| Work order |
Return the passage of the article on the Bryansk court case from "Lada Preobrazhenskaya, a" up to and including "as a result.", copied word for word.

| Provided passage |
-- Opening Marker --
The Soviet District Court in Bryansk

A court in the Russian city of Bryansk has sentenced a local doctor named Michelle to three years in prison, a term experts say is likely to result in her death. Michelle, a 53-year-old transgender woman, was convicted of “distributing pornography depicting minors,” which can carry a term of up to six years in Russia. Maria Chashchilova, an attorney for the Moscow Community Center for LGBT Initiatives (MCC), told Novaya Gazeta about the sentence on November 30.

The criminal case against Michelle was opened in 2018, about four years after she posted several erotic manga illustrations, or hentai, on the social network VKontakte. The VKontakte profile in question had been inactive for at least a year when the case began, but the charges stemming from it ultimately resulted in Michelle’s firing from the children’s hospital where she worked as an endocrinologist.

According to Radio Svoboda, which gained access to the bill of indictment against Michelle, an “expert examination” concluded that the drawings posted on VKontakte included “individuals who have not yet reached 14 years of age,” including a “12-year-old” male. The drawings themselves contained no precise indication of the age assigned to the manga characters portrayed in them. The examination in Michelle’s case was conducted by the Center for Sociocultural Expert Examinations, which has also provided support for cases against Pussy Riot and Jehovah’s Witnesses members as well as a child pornography case against a prominent Gulag historian in Petrozavodsk.

Lada Preobrazhenskaya, a friend of Michelle’s, told Novaya Gazeta that the pornography investigation reached an active stage at the end of summer 2019, and Michelle subsequently signed an agreement not to leave Bryansk while her case was under consideration. Preobrazhenskaya added that her friend had refused help in searching and paying for an attorney because she initially felt the accusations against her wouldn’t lead anywhere: “The investigators were giggling, everybody was giggling, and Michelle said nobody was taking it seriously,” the doctor’s friend explained. In a subsequent interview with Radio Svoboda, Preobrazhenskaya added that Michelle and her wife also refused help because they were afraid their situation would become public as a result.

Chashchilova and Preobrazhenskaya said Michelle had a court-appointed attorney who convinced her to take a plea deal in hopes of receiving a suspended sentence. However, Chashchilova added that “Michelle initially looked for a lawyer and human rights advocates for a long time — she was prepared to fight. And then she threw up her hands and said she would confess to all of it.” Chashchilova noted that she had only been in touch with Michelle through VKontakte in the 10 days preceding the doctor’s sentencing and therefore did not have access to her case materials. However, the MCC’s Facebook page indicated on November 29 that Chashchilova had seen Michelle’s case, and the attorney herself said she had read the endocrinologist’s sentence.
-- Closing Marker --
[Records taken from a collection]
-- Opening Marker --
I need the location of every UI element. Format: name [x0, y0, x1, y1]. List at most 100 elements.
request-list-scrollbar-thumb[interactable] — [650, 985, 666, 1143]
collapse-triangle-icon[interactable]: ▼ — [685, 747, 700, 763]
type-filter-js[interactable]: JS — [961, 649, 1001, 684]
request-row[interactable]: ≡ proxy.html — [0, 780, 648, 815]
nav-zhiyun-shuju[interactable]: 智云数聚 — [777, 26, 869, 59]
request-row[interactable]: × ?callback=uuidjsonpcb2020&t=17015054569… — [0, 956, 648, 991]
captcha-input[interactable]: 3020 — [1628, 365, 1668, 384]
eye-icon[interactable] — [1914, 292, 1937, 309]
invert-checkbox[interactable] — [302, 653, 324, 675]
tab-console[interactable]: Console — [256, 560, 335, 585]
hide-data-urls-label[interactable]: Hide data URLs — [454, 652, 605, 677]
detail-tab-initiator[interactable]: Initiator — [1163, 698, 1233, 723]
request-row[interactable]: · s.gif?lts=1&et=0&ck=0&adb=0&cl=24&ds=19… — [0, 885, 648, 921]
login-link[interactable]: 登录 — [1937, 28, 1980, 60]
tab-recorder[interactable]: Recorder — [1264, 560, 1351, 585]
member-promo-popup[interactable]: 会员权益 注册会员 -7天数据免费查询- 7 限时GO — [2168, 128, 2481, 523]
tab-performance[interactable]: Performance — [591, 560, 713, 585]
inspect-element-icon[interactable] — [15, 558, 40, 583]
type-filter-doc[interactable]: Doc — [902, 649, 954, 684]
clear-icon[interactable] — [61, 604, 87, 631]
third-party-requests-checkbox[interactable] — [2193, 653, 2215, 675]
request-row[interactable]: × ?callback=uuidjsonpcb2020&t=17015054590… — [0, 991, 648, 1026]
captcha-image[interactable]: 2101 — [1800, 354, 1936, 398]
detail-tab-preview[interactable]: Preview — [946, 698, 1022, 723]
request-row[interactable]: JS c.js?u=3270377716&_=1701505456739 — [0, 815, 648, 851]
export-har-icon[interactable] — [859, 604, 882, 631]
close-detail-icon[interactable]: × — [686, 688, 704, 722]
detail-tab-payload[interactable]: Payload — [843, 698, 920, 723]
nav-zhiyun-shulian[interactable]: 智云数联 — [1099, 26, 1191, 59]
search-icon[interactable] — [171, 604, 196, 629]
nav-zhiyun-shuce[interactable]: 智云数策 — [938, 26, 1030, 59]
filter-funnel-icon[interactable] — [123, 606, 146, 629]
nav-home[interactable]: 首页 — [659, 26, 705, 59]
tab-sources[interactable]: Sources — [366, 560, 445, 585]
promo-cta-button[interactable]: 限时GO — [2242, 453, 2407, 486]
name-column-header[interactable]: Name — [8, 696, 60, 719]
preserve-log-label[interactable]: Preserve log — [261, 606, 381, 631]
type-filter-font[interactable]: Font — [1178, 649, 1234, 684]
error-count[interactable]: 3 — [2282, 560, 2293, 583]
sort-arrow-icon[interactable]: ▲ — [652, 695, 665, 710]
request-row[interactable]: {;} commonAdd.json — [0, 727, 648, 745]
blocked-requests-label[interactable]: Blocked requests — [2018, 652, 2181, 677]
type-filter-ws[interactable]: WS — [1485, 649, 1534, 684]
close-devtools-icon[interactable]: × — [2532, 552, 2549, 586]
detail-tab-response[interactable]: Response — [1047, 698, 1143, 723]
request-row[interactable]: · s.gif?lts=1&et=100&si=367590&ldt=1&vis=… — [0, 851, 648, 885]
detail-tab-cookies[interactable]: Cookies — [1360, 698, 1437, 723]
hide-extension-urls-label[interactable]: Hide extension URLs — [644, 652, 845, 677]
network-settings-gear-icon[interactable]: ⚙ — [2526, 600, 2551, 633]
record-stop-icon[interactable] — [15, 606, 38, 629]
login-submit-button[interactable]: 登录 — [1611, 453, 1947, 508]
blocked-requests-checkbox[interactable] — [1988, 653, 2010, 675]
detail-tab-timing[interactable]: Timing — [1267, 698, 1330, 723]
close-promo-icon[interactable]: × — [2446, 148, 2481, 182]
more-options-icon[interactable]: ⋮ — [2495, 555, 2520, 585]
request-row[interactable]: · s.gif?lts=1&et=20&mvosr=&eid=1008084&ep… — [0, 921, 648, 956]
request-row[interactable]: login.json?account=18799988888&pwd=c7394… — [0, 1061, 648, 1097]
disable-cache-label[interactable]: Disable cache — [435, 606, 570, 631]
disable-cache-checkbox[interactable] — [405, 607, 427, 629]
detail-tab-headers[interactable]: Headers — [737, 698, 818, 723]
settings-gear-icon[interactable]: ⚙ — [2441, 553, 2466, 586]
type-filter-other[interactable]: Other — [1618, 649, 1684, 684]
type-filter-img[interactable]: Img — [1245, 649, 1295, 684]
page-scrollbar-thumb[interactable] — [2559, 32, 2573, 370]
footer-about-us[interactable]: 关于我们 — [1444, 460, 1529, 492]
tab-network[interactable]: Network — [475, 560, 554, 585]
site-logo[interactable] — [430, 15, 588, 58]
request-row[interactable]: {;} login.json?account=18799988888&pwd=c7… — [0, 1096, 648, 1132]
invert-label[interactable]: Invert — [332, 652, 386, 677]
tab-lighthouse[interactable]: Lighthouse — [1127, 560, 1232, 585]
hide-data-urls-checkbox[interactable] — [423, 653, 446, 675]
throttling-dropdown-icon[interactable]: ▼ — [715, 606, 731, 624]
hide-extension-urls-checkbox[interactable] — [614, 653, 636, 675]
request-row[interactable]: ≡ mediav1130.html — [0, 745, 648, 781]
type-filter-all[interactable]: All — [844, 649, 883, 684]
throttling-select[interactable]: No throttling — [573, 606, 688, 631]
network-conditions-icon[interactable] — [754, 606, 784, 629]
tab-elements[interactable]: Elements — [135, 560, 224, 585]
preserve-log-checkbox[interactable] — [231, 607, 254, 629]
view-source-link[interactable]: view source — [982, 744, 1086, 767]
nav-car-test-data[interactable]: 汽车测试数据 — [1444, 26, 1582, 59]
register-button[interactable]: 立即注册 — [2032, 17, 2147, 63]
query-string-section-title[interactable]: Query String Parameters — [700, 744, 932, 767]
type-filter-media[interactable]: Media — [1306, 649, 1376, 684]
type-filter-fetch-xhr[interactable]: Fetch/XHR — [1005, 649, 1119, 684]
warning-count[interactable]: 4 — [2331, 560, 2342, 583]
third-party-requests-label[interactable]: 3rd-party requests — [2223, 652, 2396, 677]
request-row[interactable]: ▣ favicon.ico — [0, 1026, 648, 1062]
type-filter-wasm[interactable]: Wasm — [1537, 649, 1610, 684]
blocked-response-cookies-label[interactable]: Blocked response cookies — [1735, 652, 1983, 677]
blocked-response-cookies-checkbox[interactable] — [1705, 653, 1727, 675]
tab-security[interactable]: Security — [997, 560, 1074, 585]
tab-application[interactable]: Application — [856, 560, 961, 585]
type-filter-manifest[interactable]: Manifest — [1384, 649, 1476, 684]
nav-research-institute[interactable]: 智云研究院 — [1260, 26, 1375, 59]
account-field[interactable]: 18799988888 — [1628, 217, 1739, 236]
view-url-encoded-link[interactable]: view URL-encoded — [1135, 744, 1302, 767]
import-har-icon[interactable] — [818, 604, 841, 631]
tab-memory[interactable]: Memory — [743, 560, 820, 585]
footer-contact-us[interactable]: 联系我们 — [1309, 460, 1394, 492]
-- Closing Marker --
| Expected output |
Lada Preobrazhenskaya, a friend of Michelle’s, told Novaya Gazeta that the pornography investigation reached an active stage at the end of summer 2019, and Michelle subsequently signed an agreement not to leave Bryansk while her case was under consideration. Preobrazhenskaya added that her friend had refused help in searching and paying for an attorney because she initially felt the accusations against her wouldn’t lead anywhere: “The investigators were giggling, everybody was giggling, and Michelle said nobody was taking it seriously,” the doctor’s friend explained. In a subsequent interview with Radio Svoboda, Preobrazhenskaya added that Michelle and her wife also refused help because they were afraid their situation would become public as a result.